- **Your goal**
Return every record exactly as written.

- **Provided data**

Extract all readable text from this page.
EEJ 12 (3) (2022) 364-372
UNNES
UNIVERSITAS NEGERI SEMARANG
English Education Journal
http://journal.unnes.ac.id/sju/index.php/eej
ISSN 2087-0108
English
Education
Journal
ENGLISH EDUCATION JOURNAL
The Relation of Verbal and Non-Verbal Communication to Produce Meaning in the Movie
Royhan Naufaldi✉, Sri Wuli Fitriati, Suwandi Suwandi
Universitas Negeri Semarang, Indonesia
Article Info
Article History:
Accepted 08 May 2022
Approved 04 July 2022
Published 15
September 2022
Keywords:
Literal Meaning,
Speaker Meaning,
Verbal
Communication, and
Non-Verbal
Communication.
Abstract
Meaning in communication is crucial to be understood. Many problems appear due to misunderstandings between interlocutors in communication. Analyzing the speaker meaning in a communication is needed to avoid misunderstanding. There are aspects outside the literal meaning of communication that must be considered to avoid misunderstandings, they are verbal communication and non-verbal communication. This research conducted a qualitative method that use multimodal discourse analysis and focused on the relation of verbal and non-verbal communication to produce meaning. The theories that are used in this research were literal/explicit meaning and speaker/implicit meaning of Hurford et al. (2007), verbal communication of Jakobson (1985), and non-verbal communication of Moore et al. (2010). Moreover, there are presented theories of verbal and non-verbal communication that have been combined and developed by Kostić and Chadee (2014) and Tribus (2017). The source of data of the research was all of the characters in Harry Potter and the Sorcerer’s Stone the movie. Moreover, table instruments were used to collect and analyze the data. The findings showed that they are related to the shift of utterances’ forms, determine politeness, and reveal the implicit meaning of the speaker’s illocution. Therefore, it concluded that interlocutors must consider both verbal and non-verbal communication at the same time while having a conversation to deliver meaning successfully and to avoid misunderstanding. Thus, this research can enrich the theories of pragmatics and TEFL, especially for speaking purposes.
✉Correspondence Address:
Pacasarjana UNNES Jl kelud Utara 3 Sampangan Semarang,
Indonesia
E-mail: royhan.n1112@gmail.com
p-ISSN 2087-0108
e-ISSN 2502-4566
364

- **Output of the task**
Extract all readable text from this page.
EEJ 12 (3) (2022) 364-372
UNNES
UNIVERSITAS NEGERI SEMARANG
English Education Journal
http://journal.unnes.ac.id/sju/index.php/eej
ISSN 2087-0108
English
Education
Journal
ENGLISH EDUCATION JOURNAL
The Relation of Verbal and Non-Verbal Communication to Produce Meaning in the Movie
Royhan Naufaldi✉, Sri Wuli Fitriati, Suwandi Suwandi
Universitas Negeri Semarang, Indonesia
Article Info
Article History:
Accepted 08 May 2022
Approved 04 July 2022
Published 15
September 2022
Keywords:
Literal Meaning,
Speaker Meaning,
Verbal
Communication, and
Non-Verbal
Communication.
Abstract
Meaning in communication is crucial to be understood. Many problems appear due to misunderstandings between interlocutors in communication. Analyzing the speaker meaning in a communication is needed to avoid misunderstanding. There are aspects outside the literal meaning of communication that must be considered to avoid misunderstandings, they are verbal communication and non-verbal communication. This research conducted a qualitative method that use multimodal discourse analysis and focused on the relation of verbal and non-verbal communication to produce meaning. The theories that are used in this research were literal/explicit meaning and speaker/implicit meaning of Hurford et al. (2007), verbal communication of Jakobson (1985), and non-verbal communication of Moore et al. (2010). Moreover, there are presented theories of verbal and non-verbal communication that have been combined and developed by Kostić and Chadee (2014) and Tribus (2017). The source of data of the research was all of the characters in Harry Potter and the Sorcerer’s Stone the movie. Moreover, table instruments were used to collect and analyze the data. The findings showed that they are related to the shift of utterances’ forms, determine politeness, and reveal the implicit meaning of the speaker’s illocution. Therefore, it concluded that interlocutors must consider both verbal and non-verbal communication at the same time while having a conversation to deliver meaning successfully and to avoid misunderstanding. Thus, this research can enrich the theories of pragmatics and TEFL, especially for speaking purposes.
✉Correspondence Address:
Pacasarjana UNNES Jl kelud Utara 3 Sampangan Semarang,
Indonesia
E-mail: royhan.n1112@gmail.com
p-ISSN 2087-0108
e-ISSN 2502-4566
364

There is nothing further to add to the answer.